··· Exercise material ···

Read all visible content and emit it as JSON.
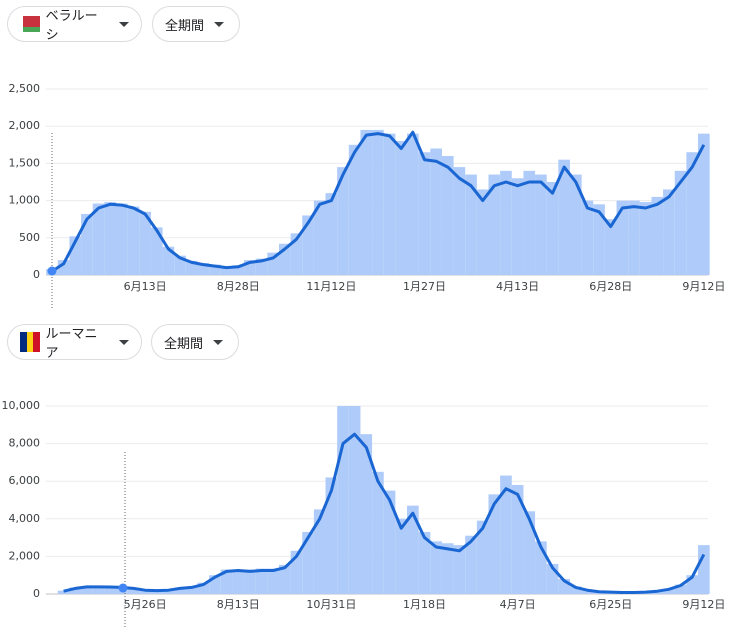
{
  "controls": [
    {
      "country": "ベラルーシ",
      "period": "全期間"
    },
    {
      "country": "ルーマニア",
      "period": "全期間"
    }
  ],
  "chart_data": [
    {
      "type": "bar-line",
      "categories": [
        null,
        null,
        null,
        null,
        null,
        null,
        null,
        null,
        "6月13日",
        null,
        null,
        null,
        null,
        null,
        null,
        null,
        "8月28日",
        null,
        null,
        null,
        null,
        null,
        null,
        null,
        "11月12日",
        null,
        null,
        null,
        null,
        null,
        null,
        null,
        "1月27日",
        null,
        null,
        null,
        null,
        null,
        null,
        null,
        "4月13日",
        null,
        null,
        null,
        null,
        null,
        null,
        null,
        "6月28日",
        null,
        null,
        null,
        null,
        null,
        null,
        null,
        "9月12日"
      ],
      "ylim": [
        0,
        2500
      ],
      "yticks": [
        0,
        500,
        {
          "value": 1000,
          "label": "1,000"
        },
        {
          "value": 1500,
          "label": "1,500"
        },
        {
          "value": 2000,
          "label": "2,000"
        },
        {
          "value": 2500,
          "label": "2,500"
        }
      ],
      "grid": true,
      "series": [
        {
          "type": "bar",
          "color": "#aecbfa",
          "values": [
            80,
            200,
            520,
            820,
            960,
            980,
            960,
            920,
            850,
            640,
            380,
            260,
            190,
            160,
            140,
            120,
            130,
            200,
            220,
            300,
            420,
            560,
            800,
            1000,
            1100,
            1450,
            1750,
            1950,
            1950,
            1900,
            1800,
            1900,
            1650,
            1700,
            1600,
            1450,
            1350,
            1150,
            1350,
            1400,
            1300,
            1400,
            1350,
            1250,
            1550,
            1350,
            1000,
            950,
            750,
            1000,
            1000,
            980,
            1050,
            1150,
            1400,
            1650,
            1900
          ]
        },
        {
          "type": "line",
          "color": "#1a66d2",
          "values": [
            50,
            150,
            450,
            750,
            900,
            950,
            940,
            900,
            820,
            600,
            350,
            230,
            170,
            140,
            120,
            100,
            110,
            170,
            190,
            230,
            350,
            480,
            700,
            950,
            1000,
            1350,
            1650,
            1880,
            1900,
            1870,
            1700,
            1920,
            1550,
            1530,
            1450,
            1300,
            1200,
            1000,
            1200,
            1250,
            1200,
            1250,
            1250,
            1100,
            1450,
            1250,
            900,
            850,
            650,
            900,
            920,
            900,
            950,
            1050,
            1250,
            1450,
            1750
          ]
        }
      ]
    },
    {
      "type": "bar-line",
      "categories": [
        null,
        null,
        null,
        null,
        null,
        null,
        null,
        null,
        "5月26日",
        null,
        null,
        null,
        null,
        null,
        null,
        null,
        "8月13日",
        null,
        null,
        null,
        null,
        null,
        null,
        null,
        "10月31日",
        null,
        null,
        null,
        null,
        null,
        null,
        null,
        "1月18日",
        null,
        null,
        null,
        null,
        null,
        null,
        null,
        "4月7日",
        null,
        null,
        null,
        null,
        null,
        null,
        null,
        "6月25日",
        null,
        null,
        null,
        null,
        null,
        null,
        null,
        "9月12日"
      ],
      "ylim": [
        0,
        10000
      ],
      "yticks": [
        0,
        {
          "value": 2000,
          "label": "2,000"
        },
        {
          "value": 4000,
          "label": "4,000"
        },
        {
          "value": 6000,
          "label": "6,000"
        },
        {
          "value": 8000,
          "label": "8,000"
        },
        {
          "value": 10000,
          "label": "10,000"
        }
      ],
      "grid": true,
      "series": [
        {
          "type": "bar",
          "color": "#aecbfa",
          "values": [
            null,
            180,
            350,
            420,
            420,
            400,
            380,
            330,
            230,
            200,
            230,
            330,
            400,
            600,
            1000,
            1300,
            1300,
            1300,
            1350,
            1350,
            1550,
            2300,
            3300,
            4500,
            6200,
            10000,
            10000,
            8500,
            6500,
            5500,
            4000,
            4700,
            3300,
            2800,
            2700,
            2600,
            3100,
            3900,
            5300,
            6300,
            5800,
            4400,
            2800,
            1600,
            800,
            400,
            230,
            140,
            110,
            90,
            90,
            110,
            170,
            280,
            500,
            1000,
            2600
          ]
        },
        {
          "type": "line",
          "color": "#1a66d2",
          "values": [
            null,
            150,
            300,
            380,
            380,
            370,
            350,
            300,
            200,
            180,
            200,
            300,
            350,
            500,
            900,
            1200,
            1250,
            1200,
            1250,
            1250,
            1400,
            2000,
            3000,
            4000,
            5500,
            8000,
            8500,
            7800,
            6000,
            5000,
            3500,
            4300,
            3000,
            2500,
            2400,
            2300,
            2800,
            3500,
            4800,
            5600,
            5300,
            4000,
            2500,
            1400,
            700,
            350,
            200,
            120,
            100,
            80,
            80,
            100,
            150,
            250,
            450,
            900,
            2100
          ]
        }
      ]
    }
  ]
}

···

> _Objective_:
Search the entries for the word "label" and gather every line where it appears.

> _Response to this exercise_:
          "label": "1,000"
          "label": "1,500"
          "label": "2,000"
          "label": "2,500"
          "label": "2,000"
          "label": "4,000"
          "label": "6,000"
          "label": "8,000"
          "label": "10,000"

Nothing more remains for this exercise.